THE EXERCISE: Check every line below for the word "わかりやすくて" and copy the ones that have it.

LISTING:

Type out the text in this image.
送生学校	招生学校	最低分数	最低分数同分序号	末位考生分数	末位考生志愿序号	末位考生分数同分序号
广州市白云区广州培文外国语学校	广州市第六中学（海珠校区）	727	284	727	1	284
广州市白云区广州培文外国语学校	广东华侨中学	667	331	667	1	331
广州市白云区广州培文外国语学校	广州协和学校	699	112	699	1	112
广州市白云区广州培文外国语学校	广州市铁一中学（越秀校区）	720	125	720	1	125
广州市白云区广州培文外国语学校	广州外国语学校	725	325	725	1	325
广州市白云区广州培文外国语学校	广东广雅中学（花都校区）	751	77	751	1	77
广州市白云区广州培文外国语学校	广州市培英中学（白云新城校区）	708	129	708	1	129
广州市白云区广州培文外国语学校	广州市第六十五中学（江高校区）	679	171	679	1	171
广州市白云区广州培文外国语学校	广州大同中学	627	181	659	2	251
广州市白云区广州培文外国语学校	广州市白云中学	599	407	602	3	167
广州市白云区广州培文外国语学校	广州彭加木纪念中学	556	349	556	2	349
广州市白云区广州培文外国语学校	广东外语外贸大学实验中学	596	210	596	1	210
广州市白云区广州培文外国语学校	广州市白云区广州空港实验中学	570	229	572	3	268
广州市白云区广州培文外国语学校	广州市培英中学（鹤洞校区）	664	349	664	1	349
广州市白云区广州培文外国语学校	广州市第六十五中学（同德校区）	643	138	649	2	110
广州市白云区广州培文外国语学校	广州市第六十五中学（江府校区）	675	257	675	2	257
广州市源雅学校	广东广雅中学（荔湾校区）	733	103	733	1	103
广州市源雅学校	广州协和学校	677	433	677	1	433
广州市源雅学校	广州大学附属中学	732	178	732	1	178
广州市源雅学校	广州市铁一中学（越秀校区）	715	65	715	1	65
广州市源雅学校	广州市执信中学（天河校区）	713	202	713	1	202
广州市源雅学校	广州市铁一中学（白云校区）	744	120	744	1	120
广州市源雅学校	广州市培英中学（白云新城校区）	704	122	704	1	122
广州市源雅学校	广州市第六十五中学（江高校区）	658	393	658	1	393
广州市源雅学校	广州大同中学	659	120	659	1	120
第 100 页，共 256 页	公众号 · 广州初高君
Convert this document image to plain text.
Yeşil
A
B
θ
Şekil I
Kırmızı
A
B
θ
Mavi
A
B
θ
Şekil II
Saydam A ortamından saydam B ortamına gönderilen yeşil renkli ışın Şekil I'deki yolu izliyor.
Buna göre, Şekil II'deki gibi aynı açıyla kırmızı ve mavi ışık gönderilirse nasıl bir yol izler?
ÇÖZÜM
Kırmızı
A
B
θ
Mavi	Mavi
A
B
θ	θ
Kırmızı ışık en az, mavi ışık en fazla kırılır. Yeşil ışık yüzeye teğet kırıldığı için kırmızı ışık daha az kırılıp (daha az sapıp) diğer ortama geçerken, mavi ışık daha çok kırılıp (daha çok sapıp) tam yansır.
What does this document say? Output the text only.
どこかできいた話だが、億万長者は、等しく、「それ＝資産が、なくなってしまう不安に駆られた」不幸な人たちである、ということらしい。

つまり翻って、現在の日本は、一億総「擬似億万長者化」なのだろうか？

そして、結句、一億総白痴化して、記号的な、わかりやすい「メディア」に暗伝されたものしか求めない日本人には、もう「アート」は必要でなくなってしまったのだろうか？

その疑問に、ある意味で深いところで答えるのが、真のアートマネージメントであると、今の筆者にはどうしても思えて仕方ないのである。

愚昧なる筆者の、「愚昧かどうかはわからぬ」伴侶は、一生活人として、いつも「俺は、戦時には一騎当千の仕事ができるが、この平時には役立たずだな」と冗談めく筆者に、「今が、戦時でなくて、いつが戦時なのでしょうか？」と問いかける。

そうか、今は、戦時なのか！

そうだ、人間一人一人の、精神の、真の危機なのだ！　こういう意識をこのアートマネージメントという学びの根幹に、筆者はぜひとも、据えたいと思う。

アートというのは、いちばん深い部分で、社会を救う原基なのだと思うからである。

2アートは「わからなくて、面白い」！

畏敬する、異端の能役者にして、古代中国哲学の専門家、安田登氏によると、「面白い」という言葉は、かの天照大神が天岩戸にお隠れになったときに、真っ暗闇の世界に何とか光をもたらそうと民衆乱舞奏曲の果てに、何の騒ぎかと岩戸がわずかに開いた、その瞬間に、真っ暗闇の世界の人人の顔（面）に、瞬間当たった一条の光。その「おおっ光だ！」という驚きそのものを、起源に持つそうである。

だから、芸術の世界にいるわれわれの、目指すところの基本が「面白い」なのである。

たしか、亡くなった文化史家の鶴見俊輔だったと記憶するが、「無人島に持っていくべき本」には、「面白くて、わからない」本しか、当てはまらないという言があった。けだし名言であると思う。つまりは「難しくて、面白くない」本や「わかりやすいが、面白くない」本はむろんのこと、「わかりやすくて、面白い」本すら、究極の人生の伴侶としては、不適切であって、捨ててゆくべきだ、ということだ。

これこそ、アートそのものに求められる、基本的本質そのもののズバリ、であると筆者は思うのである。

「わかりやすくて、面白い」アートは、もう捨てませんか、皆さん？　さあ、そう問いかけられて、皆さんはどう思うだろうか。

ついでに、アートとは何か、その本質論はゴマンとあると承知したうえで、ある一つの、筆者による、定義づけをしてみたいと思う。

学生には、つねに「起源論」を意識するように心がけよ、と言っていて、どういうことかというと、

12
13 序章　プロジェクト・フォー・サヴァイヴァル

FINAL RESULT:
たしか、亡くなった文化史家の鶴見俊輔だったと記憶するが、「無人島に持っていくべき本」には、「面白くて、わからない」本しか、当てはまらないという言があった。けだし名言であると思う。つまりは「難しくて、面白くない」本や「わかりやすいが、面白くない」本はむろんのこと、「わかりやすくて、面白い」本すら、究極の人生の伴侶としては、不適切であって、捨ててゆくべきだ、ということだ。
「わかりやすくて、面白い」アートは、もう捨てませんか、皆さん？　さあ、そう問いかけられて、皆さんはどう思うだろうか。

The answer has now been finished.